▸ **Exercise goal**:
Could you continue the biography of curler Adam Casey, picking up right after its final sentence?

▸ **Provided passage**:
_ _ _

- Born: August 28, 1989 (age 36) Seven Mile Bay, Prince Edward Island, Canada

Team
- Curling club: Silver Fox C&YC, Summerside, PEI

Curling career
- Member Association: Prince Edward Island (2006-2010; 2014-2016; 2022–present) Nova Scotia (2010-2011) Newfoundland and Labrador (2011-2014) Saskatchewan (2016-2018) Ontario (2018-2019) Manitoba (2019-2022)
- Brier appearances: 11 (2012, 2013, 2014, 2015, 2016, 2017, 2020, 2021, 2022, 2025, 2026)
- Pan Continental Championship appearances: 1 (2024)
- Top CTRS ranking: 5th (2021–22)

Medal record
Men's curling
Representing Canada
The Brier
| Bronze medal – third place | 2025 Kelowna |  |
World Junior Curling Championships
| Silver medal – second place | 2009 Vancouver |  |
Representing Prince Edward Island
Canada Games
| Bronze medal – third place | 2007 Whitehorse |  |

= Adam Casey (curler) =

Canadian curler (born 1989)

Adam Adrian Casey (born August 28, 1989) is a Canadian curler originally from Charlottetown, Prince Edward Island.

==Career==
As a junior, Casey played in Prince Edward Island as the third on the Brett Gallant junior men's team. As a member of the team, Casey won 5 straight provincial junior championships from 2006 to 2010 inclusively. In 2007, they won a bronze medal at the Canada Winter Games. The team won the 2009 Canadian Junior Curling Championships and won a silver medal at the 2009 World Junior Curling Championships.

_ _ _

▸ **Extracted data**:
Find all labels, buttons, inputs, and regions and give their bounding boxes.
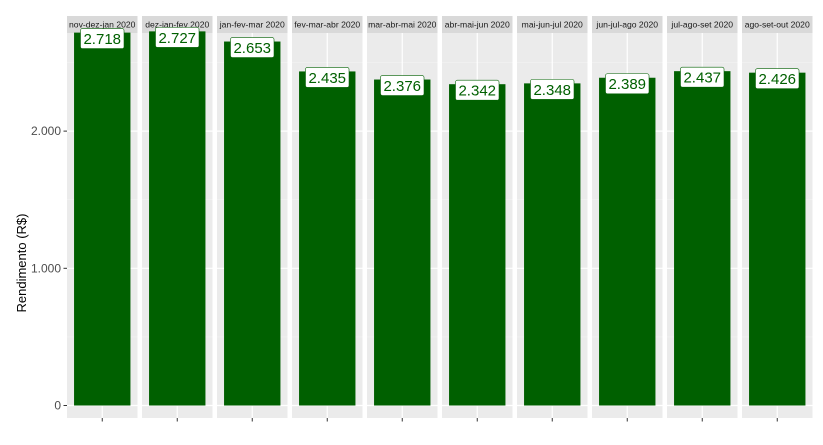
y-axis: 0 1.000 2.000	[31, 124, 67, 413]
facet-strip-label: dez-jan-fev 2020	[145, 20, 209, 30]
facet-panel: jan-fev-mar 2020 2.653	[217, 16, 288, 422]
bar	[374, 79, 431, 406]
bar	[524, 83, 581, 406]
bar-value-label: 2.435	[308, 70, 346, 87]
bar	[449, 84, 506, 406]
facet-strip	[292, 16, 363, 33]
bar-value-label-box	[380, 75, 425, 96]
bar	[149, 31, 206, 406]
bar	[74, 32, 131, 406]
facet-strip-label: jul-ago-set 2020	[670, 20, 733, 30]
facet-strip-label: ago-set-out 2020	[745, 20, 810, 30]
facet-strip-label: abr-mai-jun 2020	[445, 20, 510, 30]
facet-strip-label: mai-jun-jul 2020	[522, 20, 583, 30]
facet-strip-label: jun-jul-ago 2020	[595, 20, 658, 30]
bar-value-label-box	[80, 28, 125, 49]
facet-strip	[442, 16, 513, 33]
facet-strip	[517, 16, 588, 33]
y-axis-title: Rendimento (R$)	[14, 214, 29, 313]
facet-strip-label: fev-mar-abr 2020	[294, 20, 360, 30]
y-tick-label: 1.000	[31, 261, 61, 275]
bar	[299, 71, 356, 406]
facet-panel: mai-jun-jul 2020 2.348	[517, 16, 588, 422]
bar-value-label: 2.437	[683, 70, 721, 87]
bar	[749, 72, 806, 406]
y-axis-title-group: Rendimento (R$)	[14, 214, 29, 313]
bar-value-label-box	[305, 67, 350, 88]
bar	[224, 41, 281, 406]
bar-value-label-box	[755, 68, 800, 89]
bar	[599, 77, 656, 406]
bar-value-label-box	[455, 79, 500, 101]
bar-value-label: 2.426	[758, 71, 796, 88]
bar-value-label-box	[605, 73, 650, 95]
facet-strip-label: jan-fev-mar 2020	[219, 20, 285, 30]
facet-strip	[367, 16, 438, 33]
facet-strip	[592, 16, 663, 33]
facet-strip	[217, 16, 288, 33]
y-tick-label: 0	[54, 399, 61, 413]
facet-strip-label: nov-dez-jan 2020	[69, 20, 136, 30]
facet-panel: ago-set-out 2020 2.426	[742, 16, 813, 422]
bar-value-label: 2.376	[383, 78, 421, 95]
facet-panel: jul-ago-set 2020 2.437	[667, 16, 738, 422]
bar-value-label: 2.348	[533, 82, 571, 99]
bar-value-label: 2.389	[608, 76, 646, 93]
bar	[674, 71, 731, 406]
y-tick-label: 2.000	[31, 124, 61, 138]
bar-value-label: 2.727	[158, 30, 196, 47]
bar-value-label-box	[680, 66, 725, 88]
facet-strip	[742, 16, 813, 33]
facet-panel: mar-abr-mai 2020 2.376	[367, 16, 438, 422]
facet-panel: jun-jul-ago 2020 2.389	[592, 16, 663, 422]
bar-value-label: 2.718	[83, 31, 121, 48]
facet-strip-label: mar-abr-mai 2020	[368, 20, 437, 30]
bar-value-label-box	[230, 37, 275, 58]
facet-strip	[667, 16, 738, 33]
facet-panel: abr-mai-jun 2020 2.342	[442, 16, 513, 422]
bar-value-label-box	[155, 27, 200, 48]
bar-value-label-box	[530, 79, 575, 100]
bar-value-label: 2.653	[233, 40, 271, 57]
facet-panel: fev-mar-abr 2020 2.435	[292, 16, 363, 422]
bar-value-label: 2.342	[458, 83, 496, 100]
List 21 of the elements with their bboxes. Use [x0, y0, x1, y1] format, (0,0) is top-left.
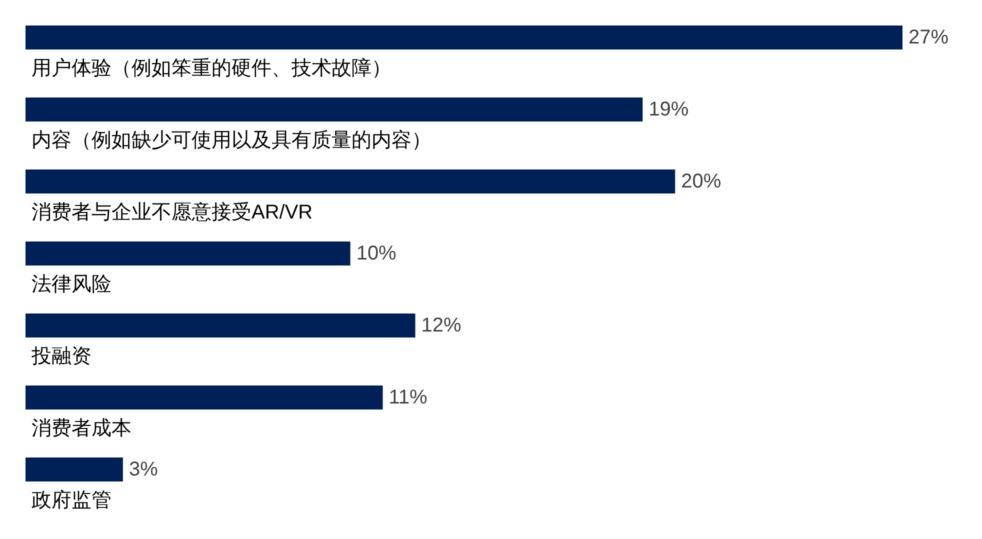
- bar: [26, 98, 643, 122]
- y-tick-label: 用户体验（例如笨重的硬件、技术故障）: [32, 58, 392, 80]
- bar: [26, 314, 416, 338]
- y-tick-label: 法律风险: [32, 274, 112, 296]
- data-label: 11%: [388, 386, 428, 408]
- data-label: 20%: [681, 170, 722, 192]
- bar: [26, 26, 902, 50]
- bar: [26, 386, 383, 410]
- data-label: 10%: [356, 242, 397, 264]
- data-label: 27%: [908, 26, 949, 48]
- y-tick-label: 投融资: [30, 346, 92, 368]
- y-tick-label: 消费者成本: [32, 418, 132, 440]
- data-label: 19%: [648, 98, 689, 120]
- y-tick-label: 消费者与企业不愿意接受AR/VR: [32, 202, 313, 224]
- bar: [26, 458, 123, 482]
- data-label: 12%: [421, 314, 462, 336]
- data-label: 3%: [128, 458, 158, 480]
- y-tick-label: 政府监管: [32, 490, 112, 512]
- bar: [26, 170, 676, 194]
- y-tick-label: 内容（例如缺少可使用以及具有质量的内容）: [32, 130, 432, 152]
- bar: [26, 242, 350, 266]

_ _ _

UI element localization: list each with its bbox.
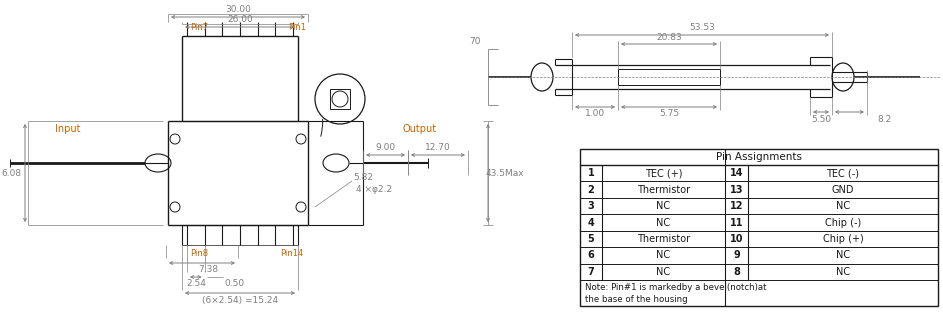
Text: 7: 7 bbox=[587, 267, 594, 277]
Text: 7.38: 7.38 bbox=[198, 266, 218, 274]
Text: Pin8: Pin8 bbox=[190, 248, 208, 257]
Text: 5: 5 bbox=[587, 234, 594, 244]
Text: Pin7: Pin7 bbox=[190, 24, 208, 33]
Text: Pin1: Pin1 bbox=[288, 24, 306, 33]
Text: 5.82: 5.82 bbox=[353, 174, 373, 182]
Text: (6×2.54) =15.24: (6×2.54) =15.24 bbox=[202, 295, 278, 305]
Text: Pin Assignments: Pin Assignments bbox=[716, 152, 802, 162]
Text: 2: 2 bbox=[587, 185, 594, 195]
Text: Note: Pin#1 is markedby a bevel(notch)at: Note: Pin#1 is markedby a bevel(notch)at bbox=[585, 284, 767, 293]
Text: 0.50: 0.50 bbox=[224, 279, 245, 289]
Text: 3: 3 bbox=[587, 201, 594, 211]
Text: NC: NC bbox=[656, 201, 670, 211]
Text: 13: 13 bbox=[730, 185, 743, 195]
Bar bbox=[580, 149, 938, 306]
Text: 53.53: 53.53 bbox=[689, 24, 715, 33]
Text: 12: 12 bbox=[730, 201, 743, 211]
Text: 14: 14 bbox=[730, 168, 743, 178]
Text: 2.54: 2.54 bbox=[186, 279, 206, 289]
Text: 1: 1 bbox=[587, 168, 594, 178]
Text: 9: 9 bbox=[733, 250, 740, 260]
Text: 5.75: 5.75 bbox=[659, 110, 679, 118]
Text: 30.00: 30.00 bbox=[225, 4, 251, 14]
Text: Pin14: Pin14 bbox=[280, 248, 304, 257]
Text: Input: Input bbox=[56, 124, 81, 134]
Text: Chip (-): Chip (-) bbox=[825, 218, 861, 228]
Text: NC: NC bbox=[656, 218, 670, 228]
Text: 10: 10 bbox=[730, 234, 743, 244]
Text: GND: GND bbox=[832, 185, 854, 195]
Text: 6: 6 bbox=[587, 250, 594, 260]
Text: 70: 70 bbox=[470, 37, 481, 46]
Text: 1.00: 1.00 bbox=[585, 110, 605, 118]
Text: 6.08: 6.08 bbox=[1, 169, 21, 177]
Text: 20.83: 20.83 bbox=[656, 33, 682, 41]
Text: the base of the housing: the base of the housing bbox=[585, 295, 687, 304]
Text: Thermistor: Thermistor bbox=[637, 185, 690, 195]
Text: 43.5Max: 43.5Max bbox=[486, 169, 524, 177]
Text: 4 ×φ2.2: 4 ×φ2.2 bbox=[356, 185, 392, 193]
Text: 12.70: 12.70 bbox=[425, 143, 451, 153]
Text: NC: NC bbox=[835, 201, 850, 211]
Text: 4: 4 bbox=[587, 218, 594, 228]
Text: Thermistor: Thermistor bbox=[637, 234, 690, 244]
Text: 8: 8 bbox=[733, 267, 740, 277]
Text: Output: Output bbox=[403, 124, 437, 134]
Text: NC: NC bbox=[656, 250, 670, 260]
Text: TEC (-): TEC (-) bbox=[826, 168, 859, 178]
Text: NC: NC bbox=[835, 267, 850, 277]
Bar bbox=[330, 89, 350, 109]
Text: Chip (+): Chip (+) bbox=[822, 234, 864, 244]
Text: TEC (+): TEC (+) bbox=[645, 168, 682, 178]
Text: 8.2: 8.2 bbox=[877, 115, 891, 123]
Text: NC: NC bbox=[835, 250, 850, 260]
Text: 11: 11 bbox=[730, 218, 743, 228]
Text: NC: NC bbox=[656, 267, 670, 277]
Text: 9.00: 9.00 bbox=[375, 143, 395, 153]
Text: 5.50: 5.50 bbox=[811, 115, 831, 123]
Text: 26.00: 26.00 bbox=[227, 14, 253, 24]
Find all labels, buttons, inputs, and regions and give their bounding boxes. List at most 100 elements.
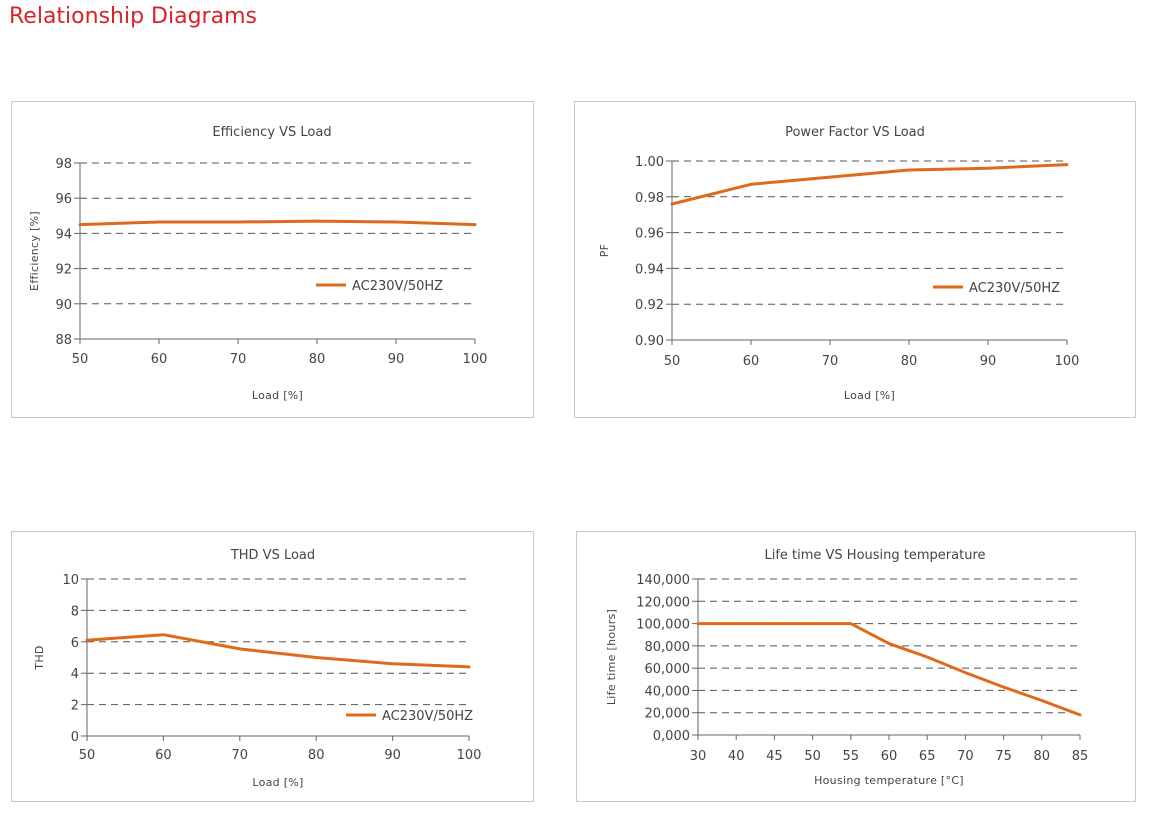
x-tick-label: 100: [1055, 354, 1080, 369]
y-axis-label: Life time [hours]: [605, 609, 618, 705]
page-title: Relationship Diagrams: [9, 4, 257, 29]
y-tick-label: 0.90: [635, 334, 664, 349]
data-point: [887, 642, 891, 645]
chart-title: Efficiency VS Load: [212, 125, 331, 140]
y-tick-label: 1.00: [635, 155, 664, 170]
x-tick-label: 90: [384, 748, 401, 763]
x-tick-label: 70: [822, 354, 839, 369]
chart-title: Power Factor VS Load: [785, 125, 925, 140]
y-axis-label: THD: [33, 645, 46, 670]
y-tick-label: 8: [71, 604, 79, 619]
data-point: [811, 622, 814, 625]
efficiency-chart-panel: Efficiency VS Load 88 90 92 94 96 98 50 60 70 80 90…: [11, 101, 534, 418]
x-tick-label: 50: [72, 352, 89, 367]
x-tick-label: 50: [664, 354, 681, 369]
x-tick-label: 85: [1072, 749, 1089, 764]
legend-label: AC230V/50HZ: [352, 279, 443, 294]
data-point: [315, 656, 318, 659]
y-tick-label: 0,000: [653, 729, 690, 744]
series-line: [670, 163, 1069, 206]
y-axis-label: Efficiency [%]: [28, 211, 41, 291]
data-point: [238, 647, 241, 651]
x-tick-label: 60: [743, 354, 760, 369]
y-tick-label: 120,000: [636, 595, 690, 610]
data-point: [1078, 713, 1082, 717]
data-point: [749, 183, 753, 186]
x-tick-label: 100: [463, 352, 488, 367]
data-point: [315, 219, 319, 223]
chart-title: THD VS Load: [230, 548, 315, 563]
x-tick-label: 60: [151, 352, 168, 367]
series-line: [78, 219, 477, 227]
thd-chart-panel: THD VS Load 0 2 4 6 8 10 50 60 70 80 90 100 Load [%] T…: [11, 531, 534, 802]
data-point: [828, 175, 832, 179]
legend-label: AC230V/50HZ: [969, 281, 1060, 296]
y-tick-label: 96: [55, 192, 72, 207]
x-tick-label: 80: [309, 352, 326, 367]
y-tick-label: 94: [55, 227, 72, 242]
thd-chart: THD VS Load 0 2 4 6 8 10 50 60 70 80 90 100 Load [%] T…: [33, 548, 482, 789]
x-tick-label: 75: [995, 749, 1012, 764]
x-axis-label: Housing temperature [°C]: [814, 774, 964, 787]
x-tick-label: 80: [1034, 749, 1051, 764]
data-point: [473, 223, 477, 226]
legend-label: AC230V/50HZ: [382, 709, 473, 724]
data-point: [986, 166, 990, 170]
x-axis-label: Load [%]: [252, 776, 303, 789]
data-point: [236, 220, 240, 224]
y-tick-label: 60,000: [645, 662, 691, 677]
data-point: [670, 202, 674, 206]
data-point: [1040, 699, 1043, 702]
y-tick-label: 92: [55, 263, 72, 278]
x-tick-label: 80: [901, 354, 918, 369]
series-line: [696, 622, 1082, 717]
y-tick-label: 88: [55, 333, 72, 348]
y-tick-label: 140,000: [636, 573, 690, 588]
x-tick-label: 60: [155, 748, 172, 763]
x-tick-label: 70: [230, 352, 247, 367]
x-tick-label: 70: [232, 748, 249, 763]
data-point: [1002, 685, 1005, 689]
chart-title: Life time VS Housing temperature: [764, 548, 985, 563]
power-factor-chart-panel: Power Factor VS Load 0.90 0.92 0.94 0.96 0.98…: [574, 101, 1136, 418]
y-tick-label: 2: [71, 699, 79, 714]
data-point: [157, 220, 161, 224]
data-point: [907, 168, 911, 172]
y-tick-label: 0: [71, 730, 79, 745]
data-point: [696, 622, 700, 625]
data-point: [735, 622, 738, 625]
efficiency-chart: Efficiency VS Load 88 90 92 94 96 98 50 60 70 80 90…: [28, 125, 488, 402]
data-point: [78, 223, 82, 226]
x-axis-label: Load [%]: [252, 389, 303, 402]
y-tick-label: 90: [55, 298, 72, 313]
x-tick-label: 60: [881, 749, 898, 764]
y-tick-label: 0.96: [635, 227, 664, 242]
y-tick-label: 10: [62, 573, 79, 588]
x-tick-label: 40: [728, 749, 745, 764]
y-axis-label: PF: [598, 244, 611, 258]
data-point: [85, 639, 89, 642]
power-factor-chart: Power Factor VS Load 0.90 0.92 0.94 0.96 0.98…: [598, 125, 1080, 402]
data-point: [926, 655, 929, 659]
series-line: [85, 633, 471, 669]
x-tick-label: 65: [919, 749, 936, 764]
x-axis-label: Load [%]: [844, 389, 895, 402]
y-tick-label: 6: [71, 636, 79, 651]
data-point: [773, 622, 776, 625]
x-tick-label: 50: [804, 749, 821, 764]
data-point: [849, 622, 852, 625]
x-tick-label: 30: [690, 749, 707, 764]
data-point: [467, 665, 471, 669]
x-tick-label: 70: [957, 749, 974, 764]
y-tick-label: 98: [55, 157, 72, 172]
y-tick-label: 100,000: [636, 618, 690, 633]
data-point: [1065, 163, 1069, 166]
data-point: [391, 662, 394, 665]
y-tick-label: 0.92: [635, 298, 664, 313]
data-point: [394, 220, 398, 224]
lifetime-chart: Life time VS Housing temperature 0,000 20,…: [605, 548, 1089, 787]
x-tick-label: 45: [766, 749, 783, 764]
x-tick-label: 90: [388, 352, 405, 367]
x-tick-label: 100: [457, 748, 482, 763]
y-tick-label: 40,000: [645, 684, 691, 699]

_ _ _

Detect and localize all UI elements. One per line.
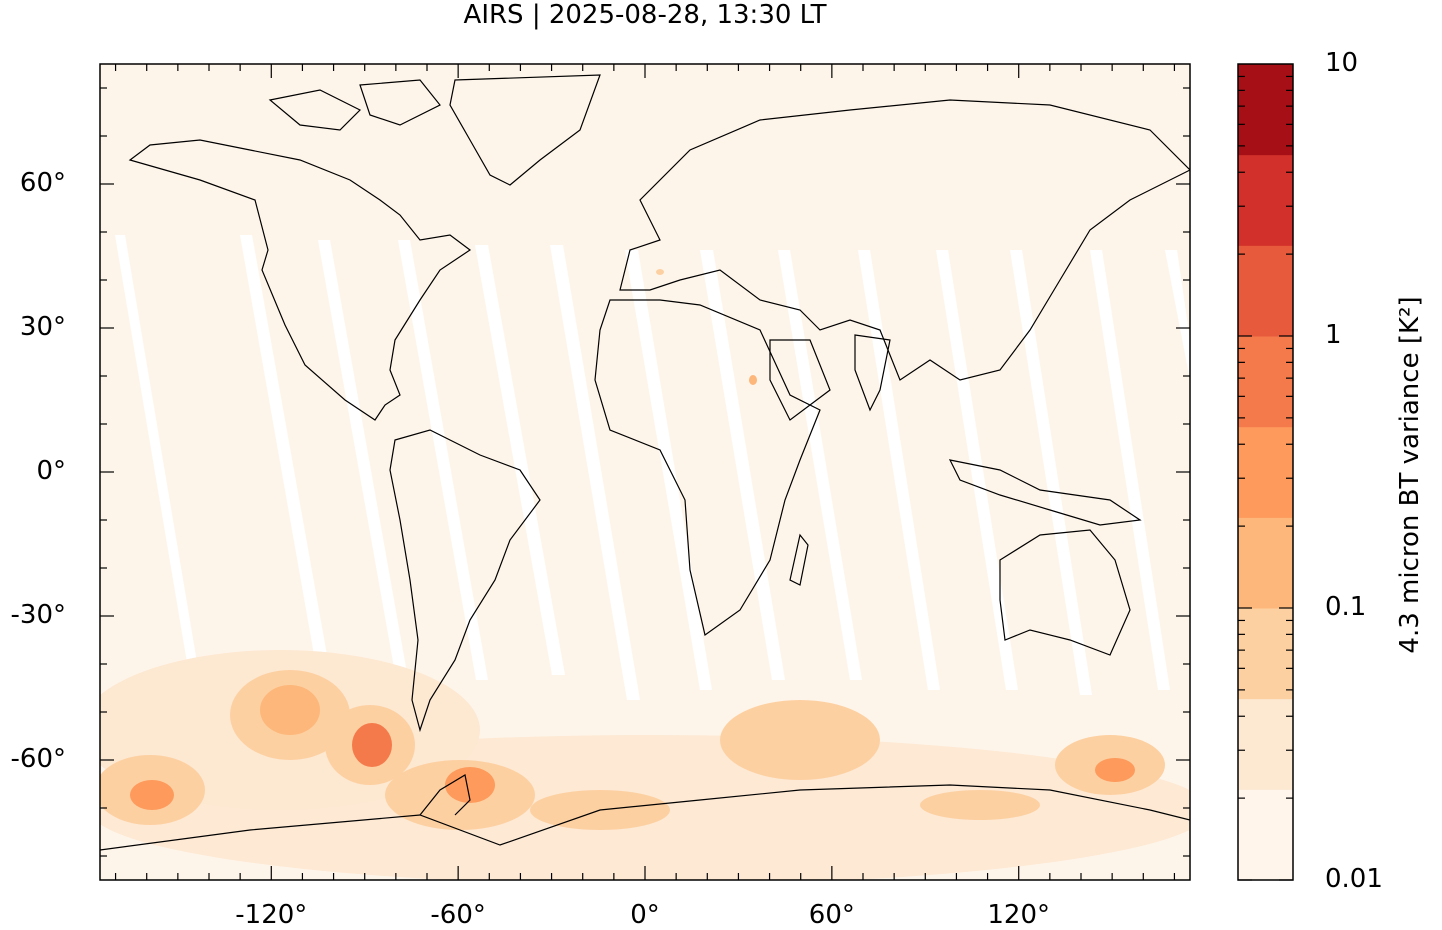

_ _ _

▸ **Reply to the exercise**:
After juniors in 2010, Casey moved to Nova Scotia to play third for the Chris Sutherland rink. The team made it to the 2011 Nova Scotia Men's Molson Provincial Championship, but they were eliminated before the playoffs.

After the season, it was announced that Casey would join the Newfoundland-based Brad Gushue rink, as the team's second. The team easily won the 2012 Newfoundland and Labrador Tankard, giving Casey the trip to his first Brier. While playing for Gushue in Newfoundland, Casey continued his Industrial Engineering studies at Dalhousie University in Halifax, completing his work by correspondence.

He left the Gushue rink in 2014 to form his own rink, consisting of third Josh Barry, second Anson Carmody, and lead Robbie Doherty.

In 2020 Casey joined Ryan Fry as the only curlers to represent four provinces at the Brier, playing second for Jason Gunnlaugson's Manitoba rink.

==Personal life==
Casey currently serves as vice president, operations at MDS Coating. He is married and has a son and a daughter. He currently lives in Charlottetown.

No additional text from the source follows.